» Written request:
Extract every line that includes the string "informó".

» Dataset entries:
▼▼▼

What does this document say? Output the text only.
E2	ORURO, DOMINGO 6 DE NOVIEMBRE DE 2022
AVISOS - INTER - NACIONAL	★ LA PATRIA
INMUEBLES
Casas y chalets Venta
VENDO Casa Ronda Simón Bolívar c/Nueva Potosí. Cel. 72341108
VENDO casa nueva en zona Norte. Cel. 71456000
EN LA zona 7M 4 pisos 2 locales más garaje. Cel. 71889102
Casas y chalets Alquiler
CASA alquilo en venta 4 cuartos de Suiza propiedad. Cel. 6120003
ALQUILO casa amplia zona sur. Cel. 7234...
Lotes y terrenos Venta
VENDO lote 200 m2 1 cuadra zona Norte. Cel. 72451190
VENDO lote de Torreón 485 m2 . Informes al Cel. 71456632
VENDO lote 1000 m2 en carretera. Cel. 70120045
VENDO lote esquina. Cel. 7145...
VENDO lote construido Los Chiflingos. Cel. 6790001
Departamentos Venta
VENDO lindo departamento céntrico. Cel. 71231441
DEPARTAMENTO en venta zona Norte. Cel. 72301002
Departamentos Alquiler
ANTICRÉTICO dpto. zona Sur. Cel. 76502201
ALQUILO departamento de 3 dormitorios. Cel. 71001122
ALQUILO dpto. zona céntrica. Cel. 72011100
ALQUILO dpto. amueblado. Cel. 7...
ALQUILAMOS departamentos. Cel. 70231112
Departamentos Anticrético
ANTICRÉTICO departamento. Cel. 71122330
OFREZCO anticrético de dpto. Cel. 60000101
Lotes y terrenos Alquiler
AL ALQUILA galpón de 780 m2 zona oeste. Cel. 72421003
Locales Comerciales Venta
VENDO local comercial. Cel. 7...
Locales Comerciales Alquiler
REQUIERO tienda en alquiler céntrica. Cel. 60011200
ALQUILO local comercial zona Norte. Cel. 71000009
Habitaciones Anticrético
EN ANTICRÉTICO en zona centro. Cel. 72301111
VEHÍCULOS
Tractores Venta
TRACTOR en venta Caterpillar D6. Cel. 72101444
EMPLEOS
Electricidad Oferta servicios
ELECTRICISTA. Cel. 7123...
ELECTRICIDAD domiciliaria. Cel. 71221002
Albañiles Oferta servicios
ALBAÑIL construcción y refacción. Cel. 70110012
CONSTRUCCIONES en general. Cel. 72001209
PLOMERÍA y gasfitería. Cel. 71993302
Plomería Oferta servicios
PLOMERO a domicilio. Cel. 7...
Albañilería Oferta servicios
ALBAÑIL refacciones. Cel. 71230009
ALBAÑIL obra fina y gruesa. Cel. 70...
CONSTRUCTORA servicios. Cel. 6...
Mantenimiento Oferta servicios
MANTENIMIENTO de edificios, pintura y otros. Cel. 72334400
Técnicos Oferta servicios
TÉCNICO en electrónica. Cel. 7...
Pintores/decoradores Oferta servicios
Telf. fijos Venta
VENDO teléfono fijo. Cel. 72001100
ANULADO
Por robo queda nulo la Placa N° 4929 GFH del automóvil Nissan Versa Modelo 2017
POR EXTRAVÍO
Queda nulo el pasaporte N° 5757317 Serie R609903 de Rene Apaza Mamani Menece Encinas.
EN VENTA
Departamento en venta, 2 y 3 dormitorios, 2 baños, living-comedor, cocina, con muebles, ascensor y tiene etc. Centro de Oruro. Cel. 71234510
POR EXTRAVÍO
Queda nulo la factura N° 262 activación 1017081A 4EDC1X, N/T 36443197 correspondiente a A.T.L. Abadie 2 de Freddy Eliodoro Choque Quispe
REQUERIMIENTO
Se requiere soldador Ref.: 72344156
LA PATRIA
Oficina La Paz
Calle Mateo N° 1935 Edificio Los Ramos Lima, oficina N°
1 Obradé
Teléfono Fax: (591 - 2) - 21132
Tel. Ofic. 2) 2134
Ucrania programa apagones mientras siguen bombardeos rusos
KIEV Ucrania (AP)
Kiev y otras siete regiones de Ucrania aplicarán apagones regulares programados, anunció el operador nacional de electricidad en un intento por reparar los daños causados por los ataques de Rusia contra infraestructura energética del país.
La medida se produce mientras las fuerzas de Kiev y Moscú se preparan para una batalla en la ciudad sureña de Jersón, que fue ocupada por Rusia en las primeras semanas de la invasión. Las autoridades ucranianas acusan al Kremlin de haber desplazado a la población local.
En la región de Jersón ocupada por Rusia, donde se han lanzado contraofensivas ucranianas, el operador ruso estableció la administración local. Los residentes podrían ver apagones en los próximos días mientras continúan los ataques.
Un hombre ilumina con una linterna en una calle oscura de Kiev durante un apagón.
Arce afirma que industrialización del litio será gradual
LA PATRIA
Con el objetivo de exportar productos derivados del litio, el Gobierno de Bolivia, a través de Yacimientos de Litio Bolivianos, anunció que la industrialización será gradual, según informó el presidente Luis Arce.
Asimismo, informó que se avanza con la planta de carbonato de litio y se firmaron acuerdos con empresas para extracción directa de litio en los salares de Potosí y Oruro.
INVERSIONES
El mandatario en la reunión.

▲▲▲

» Result:
Con el objetivo de exportar productos derivados del litio, el Gobierno de Bolivia, a través de Yacimientos de Litio Bolivianos, anunció que la industrialización será gradual, según informó el presidente Luis Arce.
Asimismo, informó que se avanza con la planta de carbonato de litio y se firmaron acuerdos con empresas para extracción directa de litio en los salares de Potosí y Oruro.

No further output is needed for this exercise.